• [EXERCISE]: Below, find each line holding "data" and state how many there are, using the number alone.

• [Figure record listings]:
START

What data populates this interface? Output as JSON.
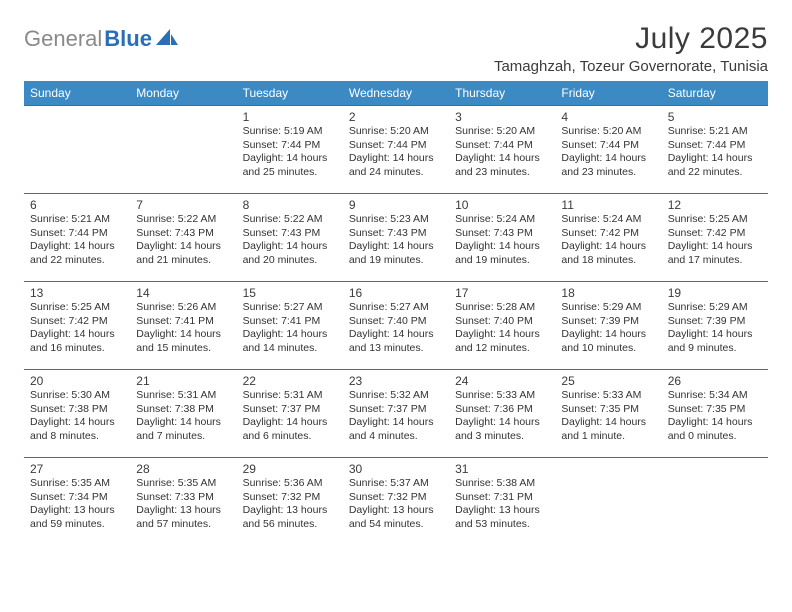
{
  "brand": {
    "part1": "General",
    "part2": "Blue"
  },
  "title": "July 2025",
  "location": "Tamaghzah, Tozeur Governorate, Tunisia",
  "colors": {
    "header_bg": "#3b8ac4",
    "header_text": "#ffffff",
    "row_divider": "#3b6ea0",
    "logo_gray": "#8a8a8a",
    "logo_blue": "#2a6fb5"
  },
  "day_headers": [
    "Sunday",
    "Monday",
    "Tuesday",
    "Wednesday",
    "Thursday",
    "Friday",
    "Saturday"
  ],
  "weeks": [
    [
      null,
      null,
      {
        "day": "1",
        "sunrise": "5:19 AM",
        "sunset": "7:44 PM",
        "daylight": "14 hours and 25 minutes."
      },
      {
        "day": "2",
        "sunrise": "5:20 AM",
        "sunset": "7:44 PM",
        "daylight": "14 hours and 24 minutes."
      },
      {
        "day": "3",
        "sunrise": "5:20 AM",
        "sunset": "7:44 PM",
        "daylight": "14 hours and 23 minutes."
      },
      {
        "day": "4",
        "sunrise": "5:20 AM",
        "sunset": "7:44 PM",
        "daylight": "14 hours and 23 minutes."
      },
      {
        "day": "5",
        "sunrise": "5:21 AM",
        "sunset": "7:44 PM",
        "daylight": "14 hours and 22 minutes."
      }
    ],
    [
      {
        "day": "6",
        "sunrise": "5:21 AM",
        "sunset": "7:44 PM",
        "daylight": "14 hours and 22 minutes."
      },
      {
        "day": "7",
        "sunrise": "5:22 AM",
        "sunset": "7:43 PM",
        "daylight": "14 hours and 21 minutes."
      },
      {
        "day": "8",
        "sunrise": "5:22 AM",
        "sunset": "7:43 PM",
        "daylight": "14 hours and 20 minutes."
      },
      {
        "day": "9",
        "sunrise": "5:23 AM",
        "sunset": "7:43 PM",
        "daylight": "14 hours and 19 minutes."
      },
      {
        "day": "10",
        "sunrise": "5:24 AM",
        "sunset": "7:43 PM",
        "daylight": "14 hours and 19 minutes."
      },
      {
        "day": "11",
        "sunrise": "5:24 AM",
        "sunset": "7:42 PM",
        "daylight": "14 hours and 18 minutes."
      },
      {
        "day": "12",
        "sunrise": "5:25 AM",
        "sunset": "7:42 PM",
        "daylight": "14 hours and 17 minutes."
      }
    ],
    [
      {
        "day": "13",
        "sunrise": "5:25 AM",
        "sunset": "7:42 PM",
        "daylight": "14 hours and 16 minutes."
      },
      {
        "day": "14",
        "sunrise": "5:26 AM",
        "sunset": "7:41 PM",
        "daylight": "14 hours and 15 minutes."
      },
      {
        "day": "15",
        "sunrise": "5:27 AM",
        "sunset": "7:41 PM",
        "daylight": "14 hours and 14 minutes."
      },
      {
        "day": "16",
        "sunrise": "5:27 AM",
        "sunset": "7:40 PM",
        "daylight": "14 hours and 13 minutes."
      },
      {
        "day": "17",
        "sunrise": "5:28 AM",
        "sunset": "7:40 PM",
        "daylight": "14 hours and 12 minutes."
      },
      {
        "day": "18",
        "sunrise": "5:29 AM",
        "sunset": "7:39 PM",
        "daylight": "14 hours and 10 minutes."
      },
      {
        "day": "19",
        "sunrise": "5:29 AM",
        "sunset": "7:39 PM",
        "daylight": "14 hours and 9 minutes."
      }
    ],
    [
      {
        "day": "20",
        "sunrise": "5:30 AM",
        "sunset": "7:38 PM",
        "daylight": "14 hours and 8 minutes."
      },
      {
        "day": "21",
        "sunrise": "5:31 AM",
        "sunset": "7:38 PM",
        "daylight": "14 hours and 7 minutes."
      },
      {
        "day": "22",
        "sunrise": "5:31 AM",
        "sunset": "7:37 PM",
        "daylight": "14 hours and 6 minutes."
      },
      {
        "day": "23",
        "sunrise": "5:32 AM",
        "sunset": "7:37 PM",
        "daylight": "14 hours and 4 minutes."
      },
      {
        "day": "24",
        "sunrise": "5:33 AM",
        "sunset": "7:36 PM",
        "daylight": "14 hours and 3 minutes."
      },
      {
        "day": "25",
        "sunrise": "5:33 AM",
        "sunset": "7:35 PM",
        "daylight": "14 hours and 1 minute."
      },
      {
        "day": "26",
        "sunrise": "5:34 AM",
        "sunset": "7:35 PM",
        "daylight": "14 hours and 0 minutes."
      }
    ],
    [
      {
        "day": "27",
        "sunrise": "5:35 AM",
        "sunset": "7:34 PM",
        "daylight": "13 hours and 59 minutes."
      },
      {
        "day": "28",
        "sunrise": "5:35 AM",
        "sunset": "7:33 PM",
        "daylight": "13 hours and 57 minutes."
      },
      {
        "day": "29",
        "sunrise": "5:36 AM",
        "sunset": "7:32 PM",
        "daylight": "13 hours and 56 minutes."
      },
      {
        "day": "30",
        "sunrise": "5:37 AM",
        "sunset": "7:32 PM",
        "daylight": "13 hours and 54 minutes."
      },
      {
        "day": "31",
        "sunrise": "5:38 AM",
        "sunset": "7:31 PM",
        "daylight": "13 hours and 53 minutes."
      },
      null,
      null
    ]
  ],
  "labels": {
    "sunrise": "Sunrise:",
    "sunset": "Sunset:",
    "daylight": "Daylight:"
  }
}
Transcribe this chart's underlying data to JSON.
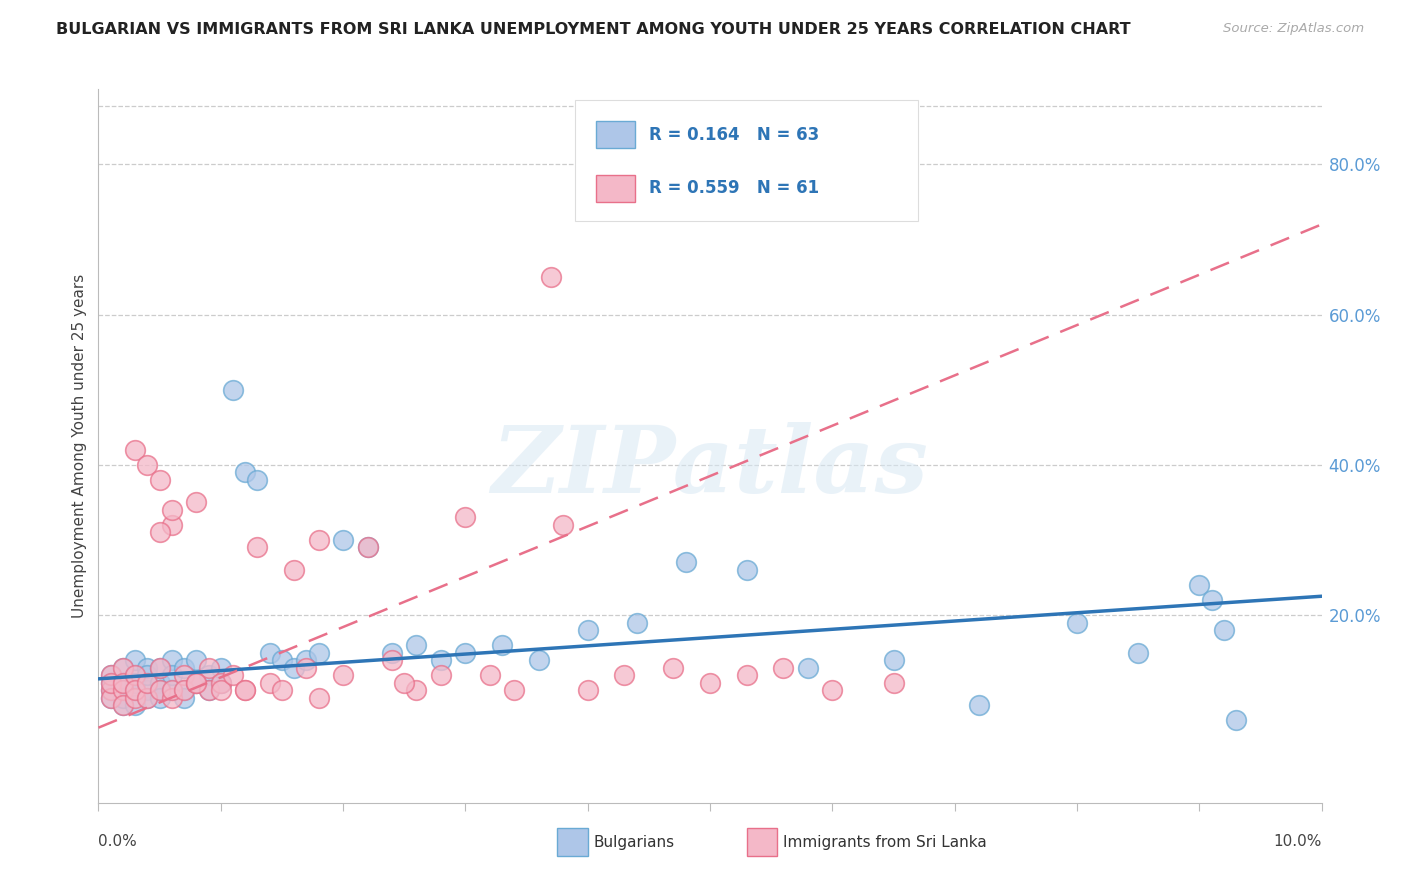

END

• [FINAL RESULT]: 2